Given problem >>
Reproduce the records exactly.

[Part of a data file]
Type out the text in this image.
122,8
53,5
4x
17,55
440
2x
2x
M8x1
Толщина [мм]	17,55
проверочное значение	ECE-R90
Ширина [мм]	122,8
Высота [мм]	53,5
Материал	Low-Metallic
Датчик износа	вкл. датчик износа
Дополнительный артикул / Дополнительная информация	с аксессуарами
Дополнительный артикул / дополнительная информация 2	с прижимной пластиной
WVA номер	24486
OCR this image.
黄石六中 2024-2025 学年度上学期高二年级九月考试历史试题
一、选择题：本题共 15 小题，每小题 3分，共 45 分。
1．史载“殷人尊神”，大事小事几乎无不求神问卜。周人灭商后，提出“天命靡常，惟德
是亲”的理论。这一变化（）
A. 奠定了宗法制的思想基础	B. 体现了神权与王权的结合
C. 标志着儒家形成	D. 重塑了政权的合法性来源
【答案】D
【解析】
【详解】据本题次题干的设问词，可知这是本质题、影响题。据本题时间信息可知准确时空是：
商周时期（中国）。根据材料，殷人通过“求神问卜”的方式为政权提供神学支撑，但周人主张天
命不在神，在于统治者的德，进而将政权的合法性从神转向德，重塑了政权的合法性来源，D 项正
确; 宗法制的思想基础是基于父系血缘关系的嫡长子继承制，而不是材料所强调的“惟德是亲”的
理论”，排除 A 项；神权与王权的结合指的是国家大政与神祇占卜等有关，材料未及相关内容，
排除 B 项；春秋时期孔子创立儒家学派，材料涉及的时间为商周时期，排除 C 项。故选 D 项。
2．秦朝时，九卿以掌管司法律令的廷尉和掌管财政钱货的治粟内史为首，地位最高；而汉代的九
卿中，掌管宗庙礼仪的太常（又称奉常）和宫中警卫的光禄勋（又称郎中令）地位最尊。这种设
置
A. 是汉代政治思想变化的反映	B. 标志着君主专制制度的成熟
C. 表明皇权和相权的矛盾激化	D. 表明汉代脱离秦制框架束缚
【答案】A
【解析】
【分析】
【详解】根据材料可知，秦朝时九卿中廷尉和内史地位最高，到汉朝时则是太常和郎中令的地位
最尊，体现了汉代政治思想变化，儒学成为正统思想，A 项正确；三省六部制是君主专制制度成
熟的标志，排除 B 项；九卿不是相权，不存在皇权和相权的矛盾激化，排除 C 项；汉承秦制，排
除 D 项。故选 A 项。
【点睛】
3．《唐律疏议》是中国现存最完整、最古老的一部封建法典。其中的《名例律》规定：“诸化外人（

Response to the exercise >>
Type out the text in this image.
122,8
53,5
4x
17,55
440
2x
2x
M8x1
Толщина [мм]	17,55
проверочное значение	ECE-R90
Ширина [мм]	122,8
Высота [мм]	53,5
Материал	Low-Metallic
Датчик износа	вкл. датчик износа
Дополнительный артикул / Дополнительная информация	с аксессуарами
Дополнительный артикул / дополнительная информация 2	с прижимной пластиной
WVA номер	24486
OCR this image.
黄石六中 2024-2025 学年度上学期高二年级九月考试历史试题
一、选择题：本题共 15 小题，每小题 3分，共 45 分。
1．史载“殷人尊神”，大事小事几乎无不求神问卜。周人灭商后，提出“天命靡常，惟德
是亲”的理论。这一变化（）
A. 奠定了宗法制的思想基础	B. 体现了神权与王权的结合
C. 标志着儒家形成	D. 重塑了政权的合法性来源
【答案】D
【解析】
【详解】据本题次题干的设问词，可知这是本质题、影响题。据本题时间信息可知准确时空是：
商周时期（中国）。根据材料，殷人通过“求神问卜”的方式为政权提供神学支撑，但周人主张天
命不在神，在于统治者的德，进而将政权的合法性从神转向德，重塑了政权的合法性来源，D 项正
确; 宗法制的思想基础是基于父系血缘关系的嫡长子继承制，而不是材料所强调的“惟德是亲”的
理论”，排除 A 项；神权与王权的结合指的是国家大政与神祇占卜等有关，材料未及相关内容，
排除 B 项；春秋时期孔子创立儒家学派，材料涉及的时间为商周时期，排除 C 项。故选 D 项。
2．秦朝时，九卿以掌管司法律令的廷尉和掌管财政钱货的治粟内史为首，地位最高；而汉代的九
卿中，掌管宗庙礼仪的太常（又称奉常）和宫中警卫的光禄勋（又称郎中令）地位最尊。这种设
置
A. 是汉代政治思想变化的反映	B. 标志着君主专制制度的成熟
C. 表明皇权和相权的矛盾激化	D. 表明汉代脱离秦制框架束缚
【答案】A
【解析】
【分析】
【详解】根据材料可知，秦朝时九卿中廷尉和内史地位最高，到汉朝时则是太常和郎中令的地位
最尊，体现了汉代政治思想变化，儒学成为正统思想，A 项正确；三省六部制是君主专制制度成
熟的标志，排除 B 项；九卿不是相权，不存在皇权和相权的矛盾激化，排除 C 项；汉承秦制，排
除 D 项。故选 A 项。
【点睛】
3．《唐律疏议》是中国现存最完整、最古老的一部封建法典。其中的《名例律》规定：“诸化外人（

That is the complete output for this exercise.